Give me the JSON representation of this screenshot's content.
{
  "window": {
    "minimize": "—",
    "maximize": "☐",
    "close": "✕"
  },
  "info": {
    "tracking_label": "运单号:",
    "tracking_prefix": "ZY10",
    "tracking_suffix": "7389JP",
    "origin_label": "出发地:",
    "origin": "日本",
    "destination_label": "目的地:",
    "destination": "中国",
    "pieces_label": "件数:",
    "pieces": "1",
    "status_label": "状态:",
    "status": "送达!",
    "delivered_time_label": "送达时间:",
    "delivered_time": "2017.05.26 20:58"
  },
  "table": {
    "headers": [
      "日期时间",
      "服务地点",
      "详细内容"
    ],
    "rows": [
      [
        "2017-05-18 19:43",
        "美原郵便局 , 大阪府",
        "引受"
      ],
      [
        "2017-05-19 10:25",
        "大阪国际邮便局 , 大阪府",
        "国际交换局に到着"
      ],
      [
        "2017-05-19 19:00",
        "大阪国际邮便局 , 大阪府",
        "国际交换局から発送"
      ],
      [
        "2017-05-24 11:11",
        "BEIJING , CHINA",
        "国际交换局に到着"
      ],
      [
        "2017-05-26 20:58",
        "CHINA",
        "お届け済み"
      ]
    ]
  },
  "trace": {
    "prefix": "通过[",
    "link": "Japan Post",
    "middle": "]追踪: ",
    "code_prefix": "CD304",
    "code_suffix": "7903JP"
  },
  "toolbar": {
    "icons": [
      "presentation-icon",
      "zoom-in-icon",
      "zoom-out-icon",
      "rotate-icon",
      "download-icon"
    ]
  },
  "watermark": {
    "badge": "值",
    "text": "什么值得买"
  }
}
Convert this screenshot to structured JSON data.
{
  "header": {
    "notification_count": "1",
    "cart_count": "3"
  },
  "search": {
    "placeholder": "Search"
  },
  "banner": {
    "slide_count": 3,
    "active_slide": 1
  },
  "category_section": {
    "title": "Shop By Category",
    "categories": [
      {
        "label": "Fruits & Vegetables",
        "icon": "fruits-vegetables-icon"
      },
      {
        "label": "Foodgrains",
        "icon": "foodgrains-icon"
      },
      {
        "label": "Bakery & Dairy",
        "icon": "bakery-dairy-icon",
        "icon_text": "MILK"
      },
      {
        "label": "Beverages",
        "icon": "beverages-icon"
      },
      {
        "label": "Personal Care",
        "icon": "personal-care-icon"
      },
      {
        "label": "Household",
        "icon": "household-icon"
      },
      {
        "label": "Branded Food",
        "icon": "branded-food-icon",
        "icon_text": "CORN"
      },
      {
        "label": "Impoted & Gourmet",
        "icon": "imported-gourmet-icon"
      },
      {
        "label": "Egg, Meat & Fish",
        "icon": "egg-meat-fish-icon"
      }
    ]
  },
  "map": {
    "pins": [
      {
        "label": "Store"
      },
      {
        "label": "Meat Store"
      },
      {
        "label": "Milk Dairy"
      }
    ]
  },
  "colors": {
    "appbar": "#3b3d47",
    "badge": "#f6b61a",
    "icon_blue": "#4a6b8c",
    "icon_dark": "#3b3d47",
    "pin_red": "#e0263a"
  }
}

— OBJECTIVE —
Word for word, write out the data.

— THE COMPLETED TASK —
Give me the JSON representation of this screenshot's content.
{
  "window": {
    "minimize": "—",
    "maximize": "☐",
    "close": "✕"
  },
  "info": {
    "tracking_label": "运单号:",
    "tracking_prefix": "ZY10",
    "tracking_suffix": "7389JP",
    "origin_label": "出发地:",
    "origin": "日本",
    "destination_label": "目的地:",
    "destination": "中国",
    "pieces_label": "件数:",
    "pieces": "1",
    "status_label": "状态:",
    "status": "送达!",
    "delivered_time_label": "送达时间:",
    "delivered_time": "2017.05.26 20:58"
  },
  "table": {
    "headers": [
      "日期时间",
      "服务地点",
      "详细内容"
    ],
    "rows": [
      [
        "2017-05-18 19:43",
        "美原郵便局 , 大阪府",
        "引受"
      ],
      [
        "2017-05-19 10:25",
        "大阪国际邮便局 , 大阪府",
        "国际交换局に到着"
      ],
      [
        "2017-05-19 19:00",
        "大阪国际邮便局 , 大阪府",
        "国际交换局から発送"
      ],
      [
        "2017-05-24 11:11",
        "BEIJING , CHINA",
        "国际交换局に到着"
      ],
      [
        "2017-05-26 20:58",
        "CHINA",
        "お届け済み"
      ]
    ]
  },
  "trace": {
    "prefix": "通过[",
    "link": "Japan Post",
    "middle": "]追踪: ",
    "code_prefix": "CD304",
    "code_suffix": "7903JP"
  },
  "toolbar": {
    "icons": [
      "presentation-icon",
      "zoom-in-icon",
      "zoom-out-icon",
      "rotate-icon",
      "download-icon"
    ]
  },
  "watermark": {
    "badge": "值",
    "text": "什么值得买"
  }
}
Convert this screenshot to structured JSON data.
{
  "header": {
    "notification_count": "1",
    "cart_count": "3"
  },
  "search": {
    "placeholder": "Search"
  },
  "banner": {
    "slide_count": 3,
    "active_slide": 1
  },
  "category_section": {
    "title": "Shop By Category",
    "categories": [
      {
        "label": "Fruits & Vegetables",
        "icon": "fruits-vegetables-icon"
      },
      {
        "label": "Foodgrains",
        "icon": "foodgrains-icon"
      },
      {
        "label": "Bakery & Dairy",
        "icon": "bakery-dairy-icon",
        "icon_text": "MILK"
      },
      {
        "label": "Beverages",
        "icon": "beverages-icon"
      },
      {
        "label": "Personal Care",
        "icon": "personal-care-icon"
      },
      {
        "label": "Household",
        "icon": "household-icon"
      },
      {
        "label": "Branded Food",
        "icon": "branded-food-icon",
        "icon_text": "CORN"
      },
      {
        "label": "Impoted & Gourmet",
        "icon": "imported-gourmet-icon"
      },
      {
        "label": "Egg, Meat & Fish",
        "icon": "egg-meat-fish-icon"
      }
    ]
  },
  "map": {
    "pins": [
      {
        "label": "Store"
      },
      {
        "label": "Meat Store"
      },
      {
        "label": "Milk Dairy"
      }
    ]
  },
  "colors": {
    "appbar": "#3b3d47",
    "badge": "#f6b61a",
    "icon_blue": "#4a6b8c",
    "icon_dark": "#3b3d47",
    "pin_red": "#e0263a"
  }
}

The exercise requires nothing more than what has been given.